(Dataset excerpt)
----------
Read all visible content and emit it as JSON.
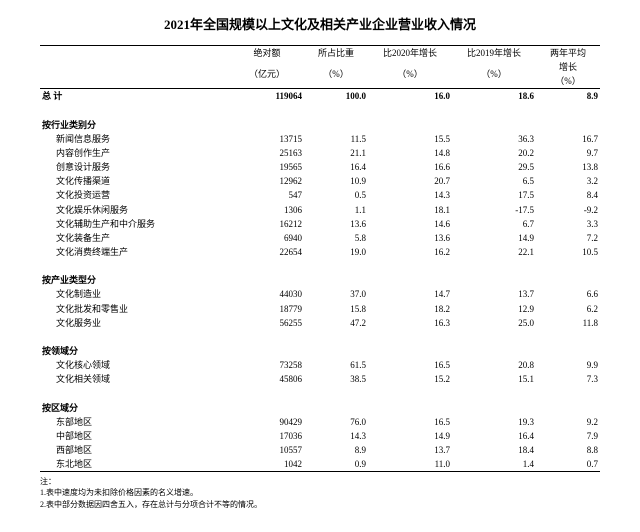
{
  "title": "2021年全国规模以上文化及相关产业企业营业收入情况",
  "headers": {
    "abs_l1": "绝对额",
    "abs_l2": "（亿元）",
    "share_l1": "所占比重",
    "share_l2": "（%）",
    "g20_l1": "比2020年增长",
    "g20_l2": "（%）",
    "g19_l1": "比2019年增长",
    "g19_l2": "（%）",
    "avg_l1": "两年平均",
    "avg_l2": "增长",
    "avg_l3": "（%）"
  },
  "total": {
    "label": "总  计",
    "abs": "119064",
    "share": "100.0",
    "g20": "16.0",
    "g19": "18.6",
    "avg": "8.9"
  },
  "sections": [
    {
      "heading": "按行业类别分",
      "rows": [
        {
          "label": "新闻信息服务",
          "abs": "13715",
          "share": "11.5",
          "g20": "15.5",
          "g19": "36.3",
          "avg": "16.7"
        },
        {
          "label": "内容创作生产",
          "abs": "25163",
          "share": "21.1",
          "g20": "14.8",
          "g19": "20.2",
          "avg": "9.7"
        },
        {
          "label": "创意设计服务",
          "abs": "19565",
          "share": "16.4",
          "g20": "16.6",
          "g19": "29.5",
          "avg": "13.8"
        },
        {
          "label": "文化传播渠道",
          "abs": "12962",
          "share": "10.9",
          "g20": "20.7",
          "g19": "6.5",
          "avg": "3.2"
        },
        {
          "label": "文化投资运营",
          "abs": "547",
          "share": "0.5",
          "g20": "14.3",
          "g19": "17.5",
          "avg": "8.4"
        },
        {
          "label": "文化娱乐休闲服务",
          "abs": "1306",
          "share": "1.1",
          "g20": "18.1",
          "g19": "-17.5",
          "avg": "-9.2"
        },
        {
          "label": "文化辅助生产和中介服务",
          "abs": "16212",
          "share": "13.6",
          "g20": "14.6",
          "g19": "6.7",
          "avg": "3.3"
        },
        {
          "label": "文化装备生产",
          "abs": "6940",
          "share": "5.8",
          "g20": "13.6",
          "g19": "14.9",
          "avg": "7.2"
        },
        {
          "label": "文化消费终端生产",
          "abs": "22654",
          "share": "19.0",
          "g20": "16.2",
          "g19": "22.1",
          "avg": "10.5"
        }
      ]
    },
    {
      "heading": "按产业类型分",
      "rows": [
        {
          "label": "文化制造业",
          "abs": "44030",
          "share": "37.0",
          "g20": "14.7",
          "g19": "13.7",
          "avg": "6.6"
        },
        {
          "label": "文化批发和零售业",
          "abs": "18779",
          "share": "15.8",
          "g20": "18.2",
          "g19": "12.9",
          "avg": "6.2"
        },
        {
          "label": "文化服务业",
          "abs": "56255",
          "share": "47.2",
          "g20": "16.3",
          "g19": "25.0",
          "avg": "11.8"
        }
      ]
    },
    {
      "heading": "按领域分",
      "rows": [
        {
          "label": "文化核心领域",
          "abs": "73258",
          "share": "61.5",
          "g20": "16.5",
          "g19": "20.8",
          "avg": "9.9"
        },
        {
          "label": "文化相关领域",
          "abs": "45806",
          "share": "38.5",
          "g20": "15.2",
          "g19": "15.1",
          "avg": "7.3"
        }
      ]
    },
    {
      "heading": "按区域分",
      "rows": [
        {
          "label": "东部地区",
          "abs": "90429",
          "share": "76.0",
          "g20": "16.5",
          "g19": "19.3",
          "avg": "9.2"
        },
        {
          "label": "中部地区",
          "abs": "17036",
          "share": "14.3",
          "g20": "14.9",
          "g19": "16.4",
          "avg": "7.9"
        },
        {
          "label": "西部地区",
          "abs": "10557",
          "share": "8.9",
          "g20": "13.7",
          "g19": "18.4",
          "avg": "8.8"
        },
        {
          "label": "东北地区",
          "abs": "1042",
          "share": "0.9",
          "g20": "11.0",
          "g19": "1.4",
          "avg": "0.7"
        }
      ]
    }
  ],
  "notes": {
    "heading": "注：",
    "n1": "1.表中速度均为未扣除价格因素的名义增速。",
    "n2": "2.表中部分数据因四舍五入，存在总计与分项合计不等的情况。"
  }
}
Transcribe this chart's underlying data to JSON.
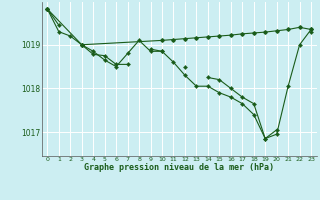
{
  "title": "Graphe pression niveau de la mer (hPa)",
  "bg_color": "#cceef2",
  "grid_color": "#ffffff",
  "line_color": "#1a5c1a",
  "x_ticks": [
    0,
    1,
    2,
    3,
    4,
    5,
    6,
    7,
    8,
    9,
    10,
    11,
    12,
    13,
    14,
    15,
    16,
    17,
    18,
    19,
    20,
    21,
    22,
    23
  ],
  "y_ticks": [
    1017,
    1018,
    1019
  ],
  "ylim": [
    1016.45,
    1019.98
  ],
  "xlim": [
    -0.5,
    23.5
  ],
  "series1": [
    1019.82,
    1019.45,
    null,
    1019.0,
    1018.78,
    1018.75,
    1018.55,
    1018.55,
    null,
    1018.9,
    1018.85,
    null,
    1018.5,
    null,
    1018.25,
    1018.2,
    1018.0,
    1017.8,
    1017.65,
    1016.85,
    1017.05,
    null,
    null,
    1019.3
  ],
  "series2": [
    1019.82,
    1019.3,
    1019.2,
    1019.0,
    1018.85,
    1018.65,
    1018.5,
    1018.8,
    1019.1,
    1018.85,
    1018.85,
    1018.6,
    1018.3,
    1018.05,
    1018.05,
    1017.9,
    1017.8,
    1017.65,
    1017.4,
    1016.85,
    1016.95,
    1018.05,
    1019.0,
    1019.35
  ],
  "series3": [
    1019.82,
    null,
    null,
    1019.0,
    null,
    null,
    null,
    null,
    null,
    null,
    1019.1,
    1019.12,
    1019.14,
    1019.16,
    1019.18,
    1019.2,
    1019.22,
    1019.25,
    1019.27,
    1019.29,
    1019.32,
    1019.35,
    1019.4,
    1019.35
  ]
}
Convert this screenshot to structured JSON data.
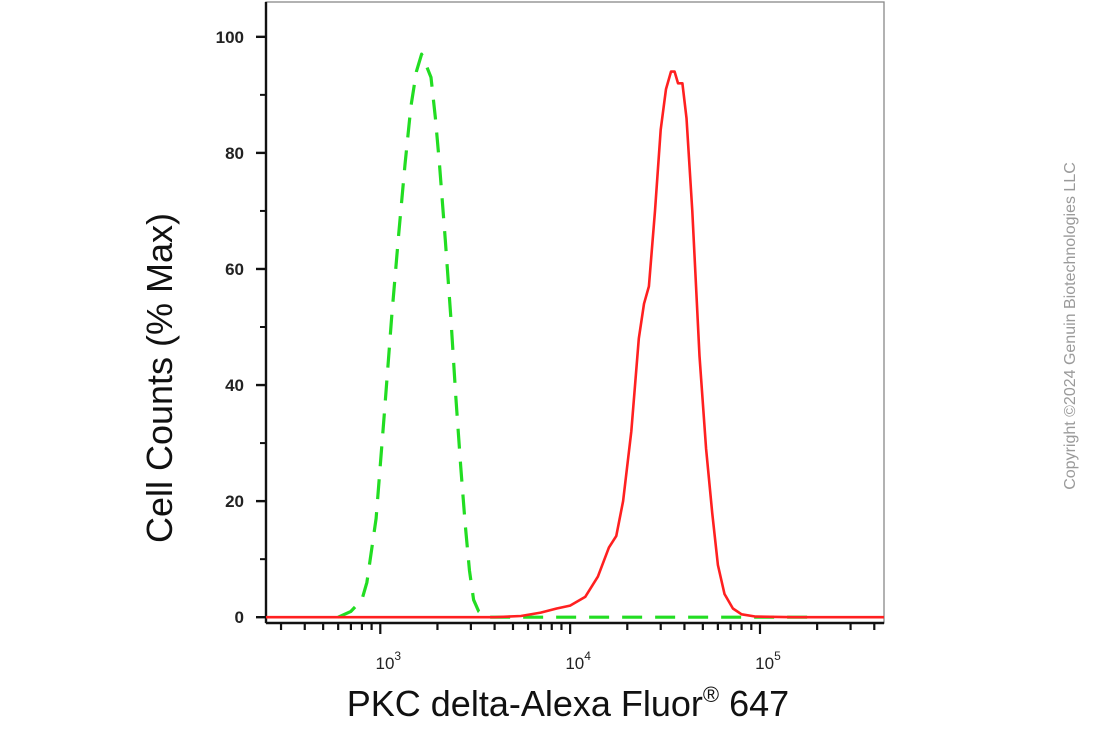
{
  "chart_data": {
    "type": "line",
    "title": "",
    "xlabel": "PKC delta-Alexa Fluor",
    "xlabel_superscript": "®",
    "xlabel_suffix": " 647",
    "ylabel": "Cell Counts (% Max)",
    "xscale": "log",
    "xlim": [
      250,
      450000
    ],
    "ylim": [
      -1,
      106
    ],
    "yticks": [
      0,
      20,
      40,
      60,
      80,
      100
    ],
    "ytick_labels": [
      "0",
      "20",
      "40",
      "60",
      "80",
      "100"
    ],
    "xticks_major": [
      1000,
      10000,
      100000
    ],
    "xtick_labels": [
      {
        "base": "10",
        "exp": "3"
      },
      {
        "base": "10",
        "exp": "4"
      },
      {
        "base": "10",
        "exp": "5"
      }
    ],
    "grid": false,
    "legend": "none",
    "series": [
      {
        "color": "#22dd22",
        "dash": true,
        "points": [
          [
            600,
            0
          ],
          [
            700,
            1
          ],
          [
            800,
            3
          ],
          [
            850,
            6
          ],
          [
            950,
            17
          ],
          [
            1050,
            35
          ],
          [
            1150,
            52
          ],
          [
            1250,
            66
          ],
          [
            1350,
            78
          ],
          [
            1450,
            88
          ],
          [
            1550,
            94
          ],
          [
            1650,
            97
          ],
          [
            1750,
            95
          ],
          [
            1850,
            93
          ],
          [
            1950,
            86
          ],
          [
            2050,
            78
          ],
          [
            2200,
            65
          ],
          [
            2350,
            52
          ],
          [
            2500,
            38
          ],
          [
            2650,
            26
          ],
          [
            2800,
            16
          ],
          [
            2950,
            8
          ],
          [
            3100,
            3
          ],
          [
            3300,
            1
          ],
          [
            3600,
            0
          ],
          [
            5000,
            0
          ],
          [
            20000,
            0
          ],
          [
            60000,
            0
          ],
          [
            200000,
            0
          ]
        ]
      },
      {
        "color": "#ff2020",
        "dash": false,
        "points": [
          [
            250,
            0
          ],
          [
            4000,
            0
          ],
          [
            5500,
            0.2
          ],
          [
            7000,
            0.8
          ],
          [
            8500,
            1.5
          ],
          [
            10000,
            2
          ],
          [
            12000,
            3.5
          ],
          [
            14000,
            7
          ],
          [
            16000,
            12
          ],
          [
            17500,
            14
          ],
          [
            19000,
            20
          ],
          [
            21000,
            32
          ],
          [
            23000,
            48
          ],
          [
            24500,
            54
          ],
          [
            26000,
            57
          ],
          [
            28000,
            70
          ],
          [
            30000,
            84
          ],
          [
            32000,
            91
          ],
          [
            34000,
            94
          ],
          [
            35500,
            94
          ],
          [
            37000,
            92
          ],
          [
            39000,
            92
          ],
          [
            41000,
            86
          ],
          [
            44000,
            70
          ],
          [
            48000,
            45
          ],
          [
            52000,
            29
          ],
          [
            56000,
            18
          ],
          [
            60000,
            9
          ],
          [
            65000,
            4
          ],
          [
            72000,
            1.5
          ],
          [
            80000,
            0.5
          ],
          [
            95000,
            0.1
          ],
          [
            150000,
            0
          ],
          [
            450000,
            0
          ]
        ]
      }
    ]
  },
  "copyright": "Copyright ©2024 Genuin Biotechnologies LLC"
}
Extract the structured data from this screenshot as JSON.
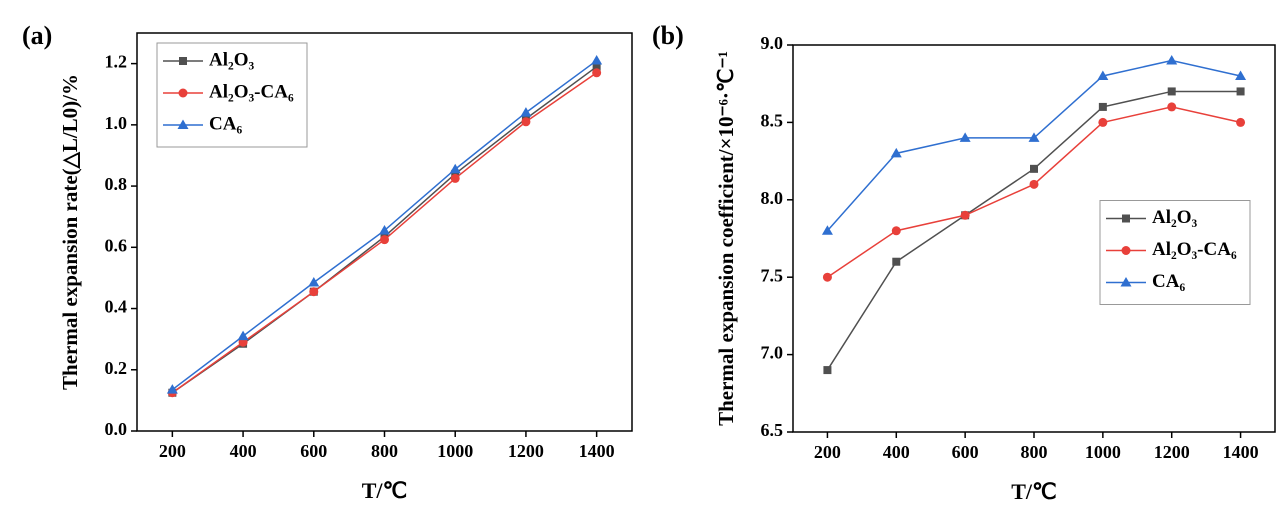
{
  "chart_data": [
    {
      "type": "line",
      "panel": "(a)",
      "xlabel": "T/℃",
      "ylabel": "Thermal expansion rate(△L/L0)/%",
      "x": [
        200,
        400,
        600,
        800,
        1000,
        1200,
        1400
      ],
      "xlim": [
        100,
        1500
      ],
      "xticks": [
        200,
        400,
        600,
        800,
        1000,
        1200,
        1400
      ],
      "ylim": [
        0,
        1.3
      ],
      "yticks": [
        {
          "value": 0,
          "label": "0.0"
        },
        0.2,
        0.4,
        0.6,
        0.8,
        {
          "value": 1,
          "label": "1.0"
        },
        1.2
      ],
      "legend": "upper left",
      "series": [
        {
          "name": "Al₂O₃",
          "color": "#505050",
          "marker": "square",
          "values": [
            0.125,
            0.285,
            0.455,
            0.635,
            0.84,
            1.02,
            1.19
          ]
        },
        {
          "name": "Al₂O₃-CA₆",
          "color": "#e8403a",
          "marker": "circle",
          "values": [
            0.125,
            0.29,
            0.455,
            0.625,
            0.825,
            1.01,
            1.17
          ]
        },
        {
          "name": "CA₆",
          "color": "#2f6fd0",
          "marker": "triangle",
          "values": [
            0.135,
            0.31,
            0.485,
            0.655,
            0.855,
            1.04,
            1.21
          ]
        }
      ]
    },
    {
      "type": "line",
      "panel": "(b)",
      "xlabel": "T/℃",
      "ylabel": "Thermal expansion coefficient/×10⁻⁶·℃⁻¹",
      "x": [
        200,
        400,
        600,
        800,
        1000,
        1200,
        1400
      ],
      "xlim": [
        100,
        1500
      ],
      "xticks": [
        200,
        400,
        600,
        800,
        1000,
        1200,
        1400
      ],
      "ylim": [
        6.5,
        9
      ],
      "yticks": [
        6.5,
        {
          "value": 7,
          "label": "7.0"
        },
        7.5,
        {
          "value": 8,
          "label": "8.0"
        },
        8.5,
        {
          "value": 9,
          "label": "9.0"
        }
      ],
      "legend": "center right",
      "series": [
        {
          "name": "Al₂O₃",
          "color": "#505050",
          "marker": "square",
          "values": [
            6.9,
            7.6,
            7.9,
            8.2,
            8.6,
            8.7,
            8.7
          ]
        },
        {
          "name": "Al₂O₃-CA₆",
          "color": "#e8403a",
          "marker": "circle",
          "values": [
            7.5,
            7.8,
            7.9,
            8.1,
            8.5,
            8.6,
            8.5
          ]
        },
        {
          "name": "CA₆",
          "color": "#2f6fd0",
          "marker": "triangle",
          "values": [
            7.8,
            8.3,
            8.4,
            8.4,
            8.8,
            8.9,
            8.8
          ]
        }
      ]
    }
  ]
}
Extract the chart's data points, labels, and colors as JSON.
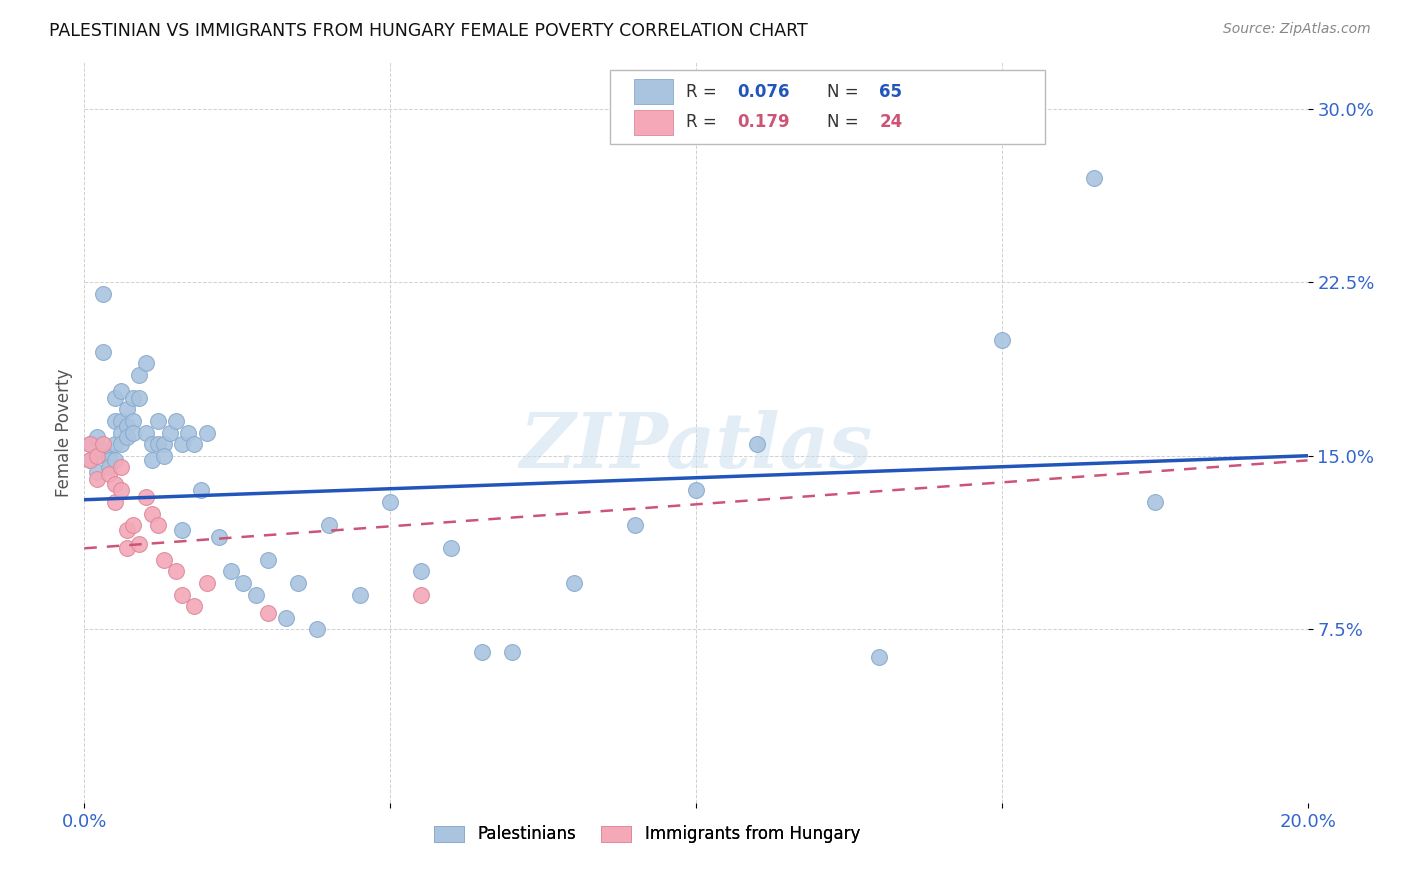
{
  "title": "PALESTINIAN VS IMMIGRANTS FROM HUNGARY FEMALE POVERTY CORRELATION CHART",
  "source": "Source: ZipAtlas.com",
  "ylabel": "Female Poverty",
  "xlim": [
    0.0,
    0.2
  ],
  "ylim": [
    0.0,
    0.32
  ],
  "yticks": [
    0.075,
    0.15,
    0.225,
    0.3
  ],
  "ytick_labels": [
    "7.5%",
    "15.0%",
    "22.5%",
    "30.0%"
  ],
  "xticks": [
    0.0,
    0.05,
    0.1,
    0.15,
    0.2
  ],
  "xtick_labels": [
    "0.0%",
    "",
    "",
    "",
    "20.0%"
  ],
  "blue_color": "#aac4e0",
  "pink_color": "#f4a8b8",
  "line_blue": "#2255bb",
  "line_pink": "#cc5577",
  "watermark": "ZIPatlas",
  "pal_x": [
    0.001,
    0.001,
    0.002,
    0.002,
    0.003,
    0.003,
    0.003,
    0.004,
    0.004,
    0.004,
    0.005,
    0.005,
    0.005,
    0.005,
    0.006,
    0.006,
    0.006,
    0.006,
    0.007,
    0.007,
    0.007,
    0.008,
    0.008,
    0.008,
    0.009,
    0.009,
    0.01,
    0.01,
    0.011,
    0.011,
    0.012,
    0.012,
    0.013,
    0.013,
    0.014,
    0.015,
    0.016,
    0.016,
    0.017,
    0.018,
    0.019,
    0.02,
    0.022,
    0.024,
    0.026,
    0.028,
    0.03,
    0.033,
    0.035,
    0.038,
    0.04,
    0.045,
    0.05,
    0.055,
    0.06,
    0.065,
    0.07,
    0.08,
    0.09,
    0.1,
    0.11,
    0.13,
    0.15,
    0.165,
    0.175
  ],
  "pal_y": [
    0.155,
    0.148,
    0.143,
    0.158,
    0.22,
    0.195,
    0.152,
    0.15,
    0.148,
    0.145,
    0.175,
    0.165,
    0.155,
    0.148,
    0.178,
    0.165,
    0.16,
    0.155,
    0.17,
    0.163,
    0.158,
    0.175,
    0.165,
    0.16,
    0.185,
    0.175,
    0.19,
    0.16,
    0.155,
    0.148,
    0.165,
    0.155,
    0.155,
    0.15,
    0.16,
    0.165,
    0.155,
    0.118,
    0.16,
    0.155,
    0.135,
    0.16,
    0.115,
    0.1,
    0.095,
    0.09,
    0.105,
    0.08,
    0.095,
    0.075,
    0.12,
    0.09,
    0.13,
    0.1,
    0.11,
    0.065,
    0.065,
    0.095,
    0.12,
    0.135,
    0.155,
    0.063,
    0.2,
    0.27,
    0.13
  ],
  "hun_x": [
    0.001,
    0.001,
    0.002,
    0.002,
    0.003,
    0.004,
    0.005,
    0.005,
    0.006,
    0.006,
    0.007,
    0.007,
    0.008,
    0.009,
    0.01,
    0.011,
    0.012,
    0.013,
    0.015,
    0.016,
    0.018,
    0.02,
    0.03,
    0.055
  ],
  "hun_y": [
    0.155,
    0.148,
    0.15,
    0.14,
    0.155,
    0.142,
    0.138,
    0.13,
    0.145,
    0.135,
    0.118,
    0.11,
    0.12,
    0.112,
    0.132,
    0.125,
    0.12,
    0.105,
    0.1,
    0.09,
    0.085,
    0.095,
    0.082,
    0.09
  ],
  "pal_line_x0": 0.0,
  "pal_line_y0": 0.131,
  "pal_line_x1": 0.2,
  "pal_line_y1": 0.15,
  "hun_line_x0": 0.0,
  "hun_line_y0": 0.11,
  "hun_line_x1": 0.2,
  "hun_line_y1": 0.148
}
----------
• YOUR OBJECTIVE:
Count how many lines above include the word "screenshot" and answer with that figure only.

• EXPECTED ANSWER:
2